● Short task:
Tell me how many lines hold "horno", please, using only the number.

● Data excerpts:
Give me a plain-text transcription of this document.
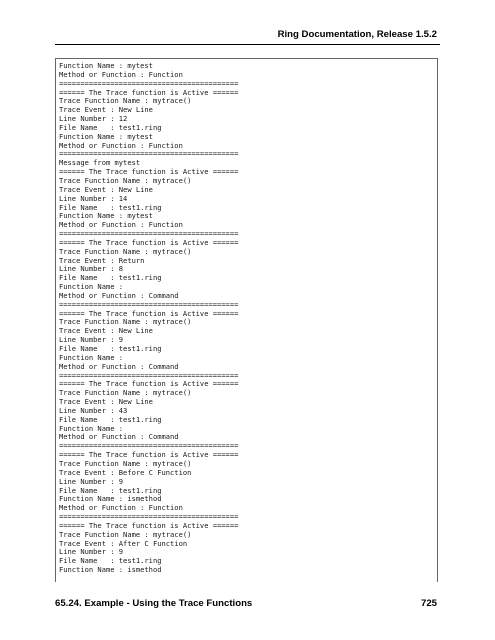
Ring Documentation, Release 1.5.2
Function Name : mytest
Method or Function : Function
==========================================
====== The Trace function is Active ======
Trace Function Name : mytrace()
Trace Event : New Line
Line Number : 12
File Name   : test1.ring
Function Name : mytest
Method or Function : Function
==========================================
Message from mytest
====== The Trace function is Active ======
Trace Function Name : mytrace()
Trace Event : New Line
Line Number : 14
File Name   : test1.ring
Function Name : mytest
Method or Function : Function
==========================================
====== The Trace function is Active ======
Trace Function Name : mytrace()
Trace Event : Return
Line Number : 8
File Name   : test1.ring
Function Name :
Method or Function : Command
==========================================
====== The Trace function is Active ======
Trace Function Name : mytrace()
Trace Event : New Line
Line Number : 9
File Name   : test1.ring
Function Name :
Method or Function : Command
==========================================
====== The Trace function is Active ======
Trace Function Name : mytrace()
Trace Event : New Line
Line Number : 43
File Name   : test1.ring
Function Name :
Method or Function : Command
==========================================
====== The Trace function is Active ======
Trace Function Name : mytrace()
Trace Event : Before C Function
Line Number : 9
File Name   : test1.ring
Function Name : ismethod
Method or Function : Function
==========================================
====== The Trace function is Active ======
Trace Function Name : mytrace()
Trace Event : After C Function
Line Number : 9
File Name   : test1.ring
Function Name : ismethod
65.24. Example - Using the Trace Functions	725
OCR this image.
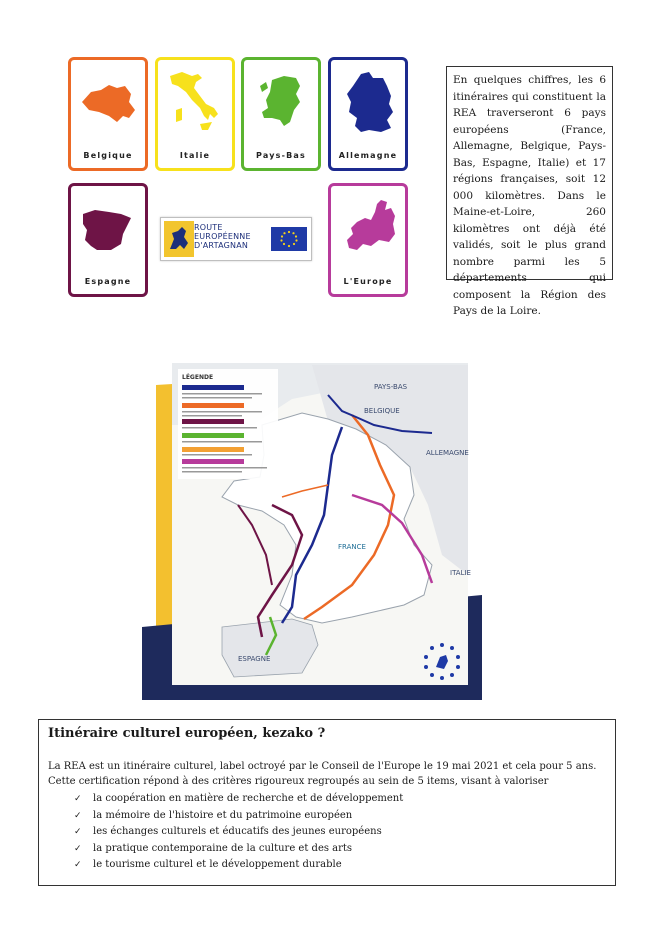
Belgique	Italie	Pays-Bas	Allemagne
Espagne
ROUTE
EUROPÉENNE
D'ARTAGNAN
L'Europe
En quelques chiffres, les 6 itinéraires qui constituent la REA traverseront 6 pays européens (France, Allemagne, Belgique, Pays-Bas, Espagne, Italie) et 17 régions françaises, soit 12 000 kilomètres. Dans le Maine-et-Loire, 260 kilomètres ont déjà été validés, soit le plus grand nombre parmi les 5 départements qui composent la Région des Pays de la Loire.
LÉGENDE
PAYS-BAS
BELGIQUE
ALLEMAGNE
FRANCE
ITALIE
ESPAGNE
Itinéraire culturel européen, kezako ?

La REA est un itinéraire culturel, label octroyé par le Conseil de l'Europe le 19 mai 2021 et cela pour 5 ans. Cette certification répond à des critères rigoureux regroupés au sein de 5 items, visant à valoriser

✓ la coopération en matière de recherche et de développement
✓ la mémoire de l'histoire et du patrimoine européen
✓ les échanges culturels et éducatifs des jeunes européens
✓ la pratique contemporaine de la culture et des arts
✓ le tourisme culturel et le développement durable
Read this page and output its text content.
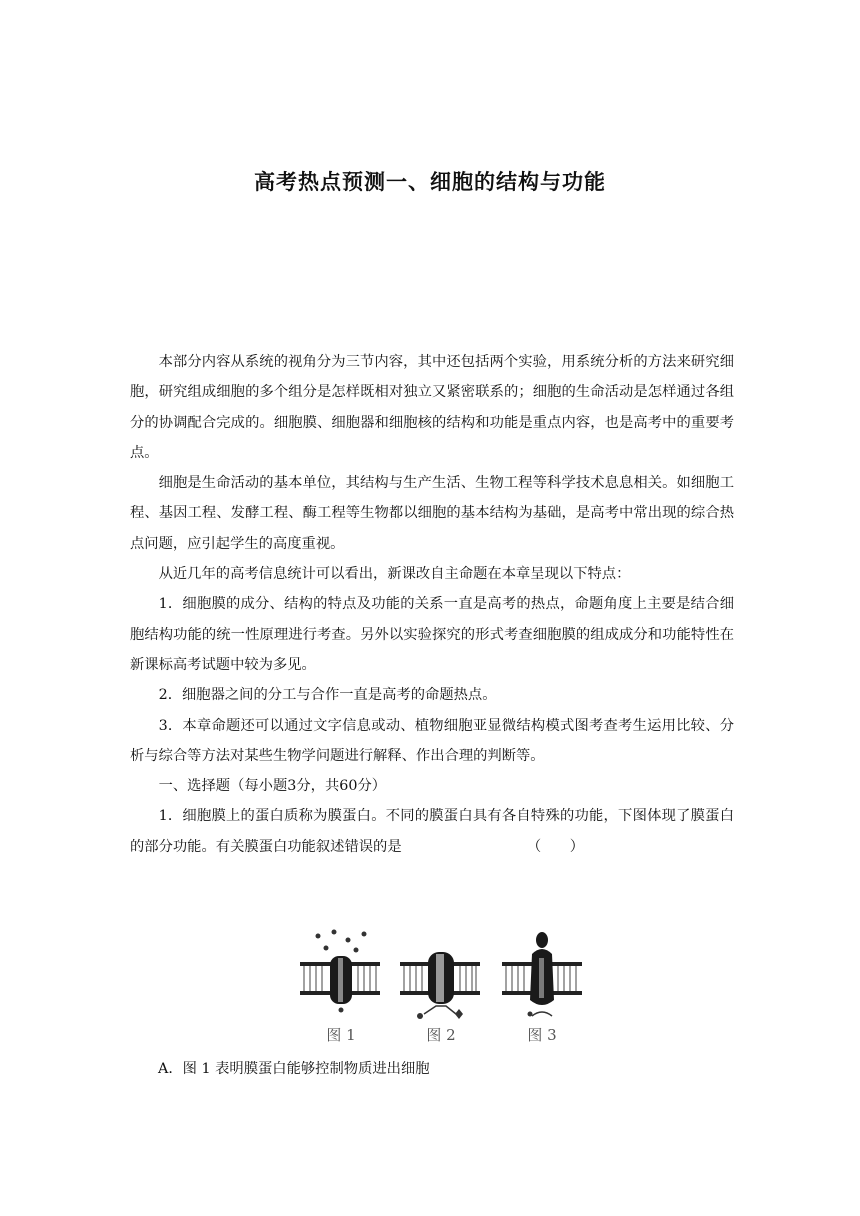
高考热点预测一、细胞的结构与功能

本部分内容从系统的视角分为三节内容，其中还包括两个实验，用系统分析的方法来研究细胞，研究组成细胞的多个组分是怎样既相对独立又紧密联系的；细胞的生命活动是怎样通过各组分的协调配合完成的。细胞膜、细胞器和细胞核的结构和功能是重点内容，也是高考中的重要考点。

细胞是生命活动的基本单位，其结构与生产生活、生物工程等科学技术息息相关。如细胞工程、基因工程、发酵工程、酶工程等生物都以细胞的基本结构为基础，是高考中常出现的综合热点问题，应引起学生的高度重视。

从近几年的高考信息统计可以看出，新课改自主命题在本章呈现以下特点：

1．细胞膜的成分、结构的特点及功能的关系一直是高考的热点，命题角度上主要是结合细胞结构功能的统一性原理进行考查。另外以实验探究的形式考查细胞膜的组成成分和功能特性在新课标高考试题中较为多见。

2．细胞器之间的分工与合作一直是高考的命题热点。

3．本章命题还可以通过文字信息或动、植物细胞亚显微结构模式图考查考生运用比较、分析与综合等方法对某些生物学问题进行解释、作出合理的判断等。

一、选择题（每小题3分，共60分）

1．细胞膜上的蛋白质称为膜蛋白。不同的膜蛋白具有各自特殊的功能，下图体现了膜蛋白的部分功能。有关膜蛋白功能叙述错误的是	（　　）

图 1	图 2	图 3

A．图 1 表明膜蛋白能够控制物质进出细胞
...
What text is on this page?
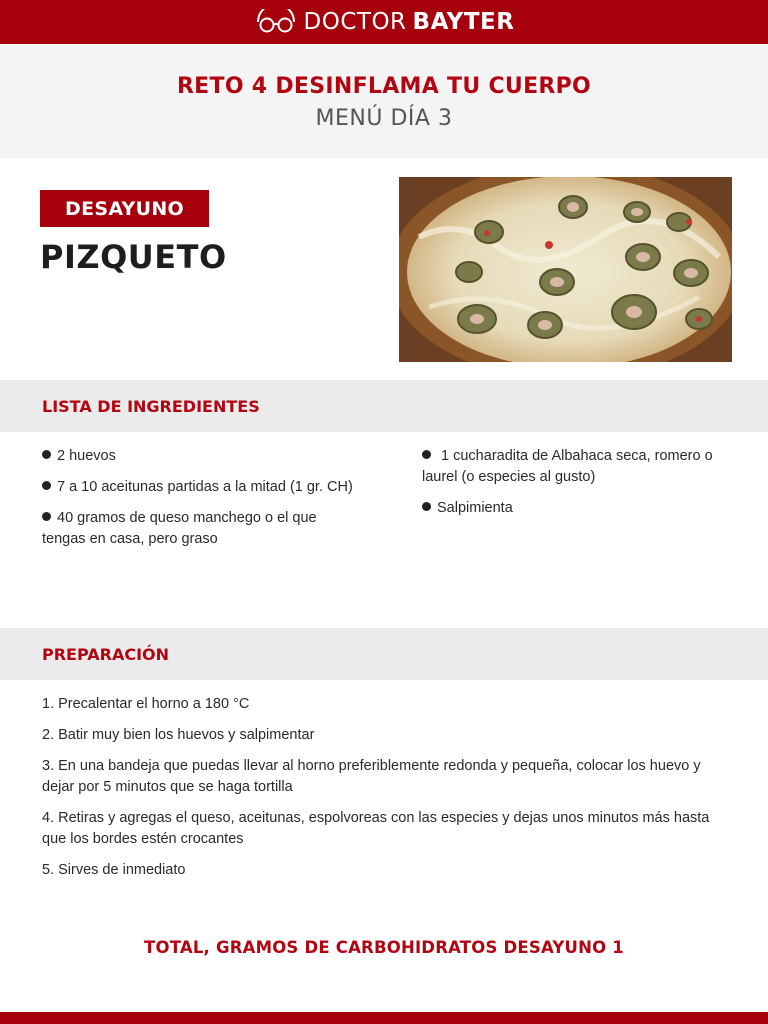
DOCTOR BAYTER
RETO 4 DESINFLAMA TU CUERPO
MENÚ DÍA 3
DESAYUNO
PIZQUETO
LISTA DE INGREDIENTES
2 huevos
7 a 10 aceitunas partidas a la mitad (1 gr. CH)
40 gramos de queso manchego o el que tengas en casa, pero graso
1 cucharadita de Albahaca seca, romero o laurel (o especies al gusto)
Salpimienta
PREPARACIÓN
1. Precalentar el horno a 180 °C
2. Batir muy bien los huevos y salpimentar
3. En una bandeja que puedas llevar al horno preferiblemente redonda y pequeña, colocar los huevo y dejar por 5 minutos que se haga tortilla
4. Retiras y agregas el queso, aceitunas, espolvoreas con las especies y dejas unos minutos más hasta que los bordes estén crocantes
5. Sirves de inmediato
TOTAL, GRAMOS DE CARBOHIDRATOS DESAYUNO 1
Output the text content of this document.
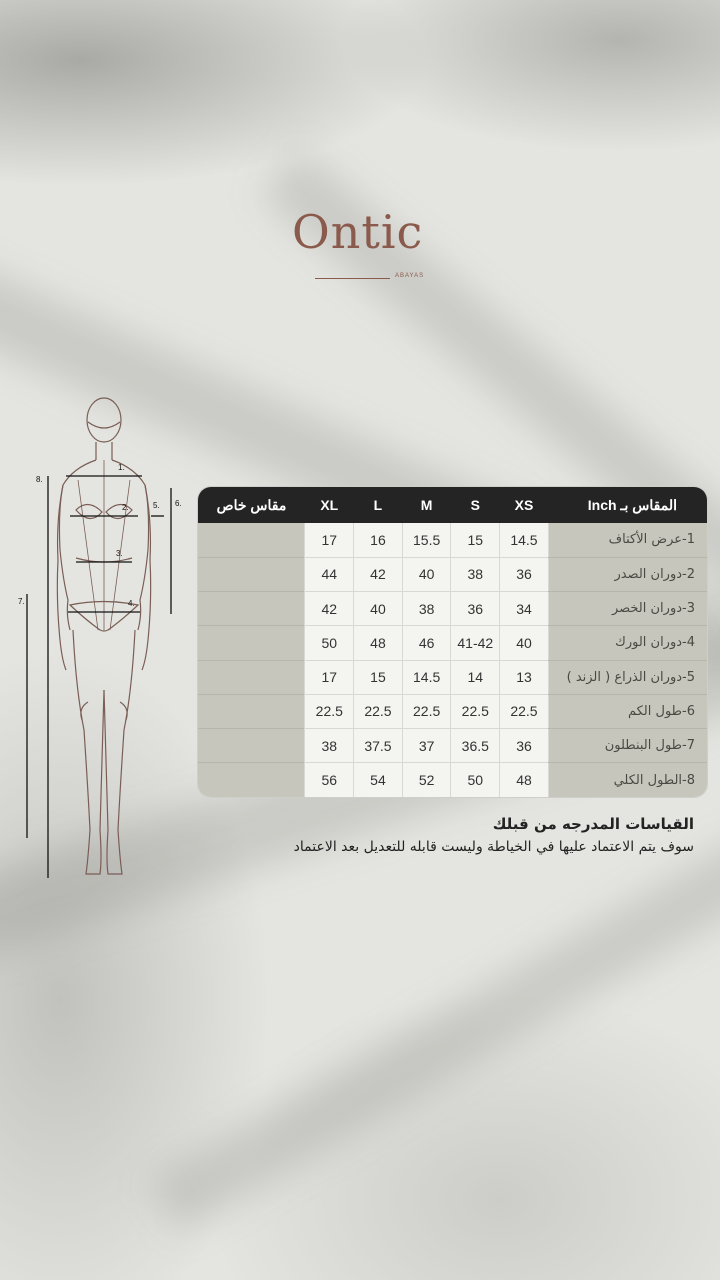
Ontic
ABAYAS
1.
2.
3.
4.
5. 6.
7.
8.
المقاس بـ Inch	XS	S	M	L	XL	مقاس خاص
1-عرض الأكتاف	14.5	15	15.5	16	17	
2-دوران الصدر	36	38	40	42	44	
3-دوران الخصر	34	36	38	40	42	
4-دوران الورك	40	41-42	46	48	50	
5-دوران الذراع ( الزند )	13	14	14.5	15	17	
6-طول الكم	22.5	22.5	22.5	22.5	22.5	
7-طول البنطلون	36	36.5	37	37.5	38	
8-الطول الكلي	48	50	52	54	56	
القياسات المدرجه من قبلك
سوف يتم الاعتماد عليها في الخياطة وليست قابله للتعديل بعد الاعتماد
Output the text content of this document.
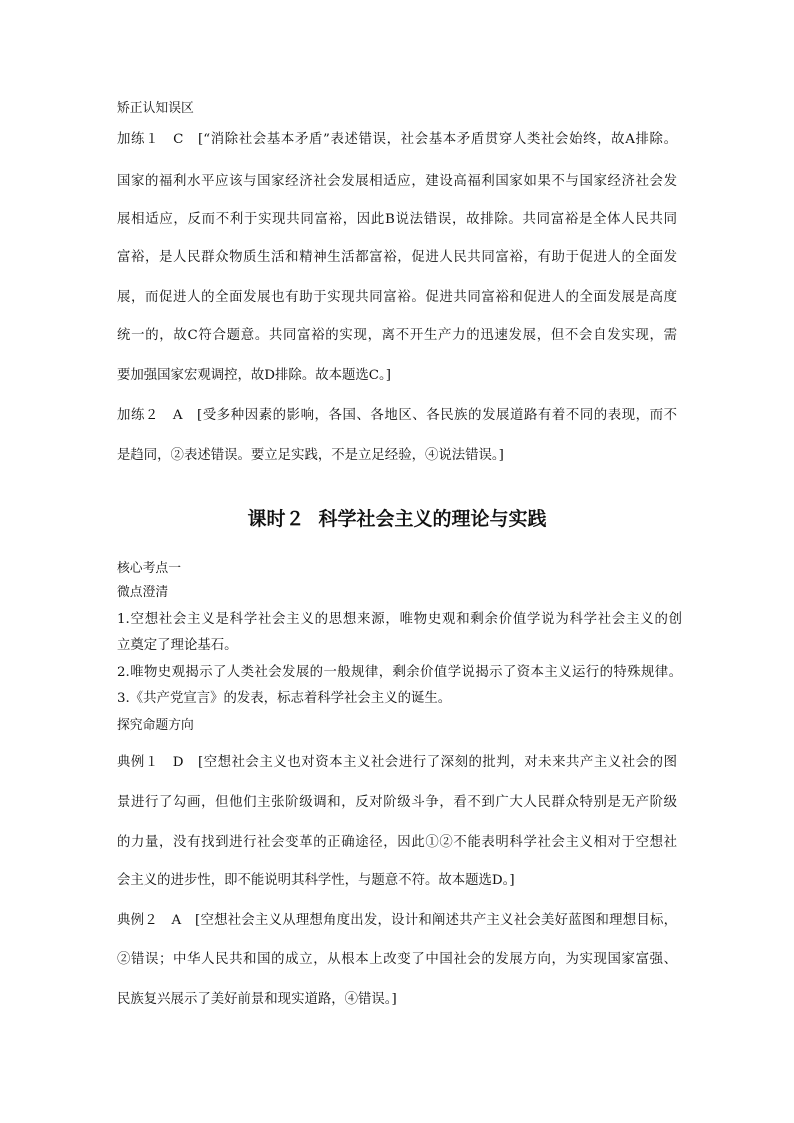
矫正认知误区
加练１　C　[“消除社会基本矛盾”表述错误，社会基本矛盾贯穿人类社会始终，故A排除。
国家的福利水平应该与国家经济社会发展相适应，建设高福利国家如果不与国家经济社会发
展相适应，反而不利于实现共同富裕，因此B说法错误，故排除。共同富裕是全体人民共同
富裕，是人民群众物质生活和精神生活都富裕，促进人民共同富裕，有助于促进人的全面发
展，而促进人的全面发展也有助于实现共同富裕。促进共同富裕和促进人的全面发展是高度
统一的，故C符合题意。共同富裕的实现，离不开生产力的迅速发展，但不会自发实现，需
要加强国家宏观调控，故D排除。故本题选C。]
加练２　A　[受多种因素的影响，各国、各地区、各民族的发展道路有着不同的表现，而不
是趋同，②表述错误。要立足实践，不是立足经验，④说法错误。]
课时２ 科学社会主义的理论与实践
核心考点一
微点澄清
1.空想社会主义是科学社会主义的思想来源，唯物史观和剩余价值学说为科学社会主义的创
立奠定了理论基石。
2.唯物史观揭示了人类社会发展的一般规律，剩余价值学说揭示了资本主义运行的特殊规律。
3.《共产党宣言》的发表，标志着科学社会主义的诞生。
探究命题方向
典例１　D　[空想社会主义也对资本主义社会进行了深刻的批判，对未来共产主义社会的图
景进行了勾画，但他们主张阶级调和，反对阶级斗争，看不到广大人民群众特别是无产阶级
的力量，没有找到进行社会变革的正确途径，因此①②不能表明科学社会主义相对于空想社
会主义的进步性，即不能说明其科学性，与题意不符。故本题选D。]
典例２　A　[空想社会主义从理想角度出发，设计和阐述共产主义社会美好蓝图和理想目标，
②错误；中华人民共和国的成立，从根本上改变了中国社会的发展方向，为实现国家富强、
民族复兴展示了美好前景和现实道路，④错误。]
==
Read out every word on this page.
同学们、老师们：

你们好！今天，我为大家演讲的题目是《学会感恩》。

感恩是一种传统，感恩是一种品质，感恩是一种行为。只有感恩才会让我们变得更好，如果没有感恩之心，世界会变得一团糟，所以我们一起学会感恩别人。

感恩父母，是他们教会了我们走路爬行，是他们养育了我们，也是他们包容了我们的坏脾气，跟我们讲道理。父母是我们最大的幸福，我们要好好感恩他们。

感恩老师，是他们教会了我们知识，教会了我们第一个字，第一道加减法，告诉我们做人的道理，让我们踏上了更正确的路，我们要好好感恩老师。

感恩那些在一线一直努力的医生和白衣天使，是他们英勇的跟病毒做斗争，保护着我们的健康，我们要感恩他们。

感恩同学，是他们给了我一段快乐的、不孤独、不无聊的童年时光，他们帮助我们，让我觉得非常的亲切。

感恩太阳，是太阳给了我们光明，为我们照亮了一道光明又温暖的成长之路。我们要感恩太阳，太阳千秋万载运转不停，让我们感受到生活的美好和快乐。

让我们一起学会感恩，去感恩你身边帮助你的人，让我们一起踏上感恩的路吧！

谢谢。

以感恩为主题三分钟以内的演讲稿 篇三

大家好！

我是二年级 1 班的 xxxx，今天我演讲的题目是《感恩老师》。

● Full answer:
2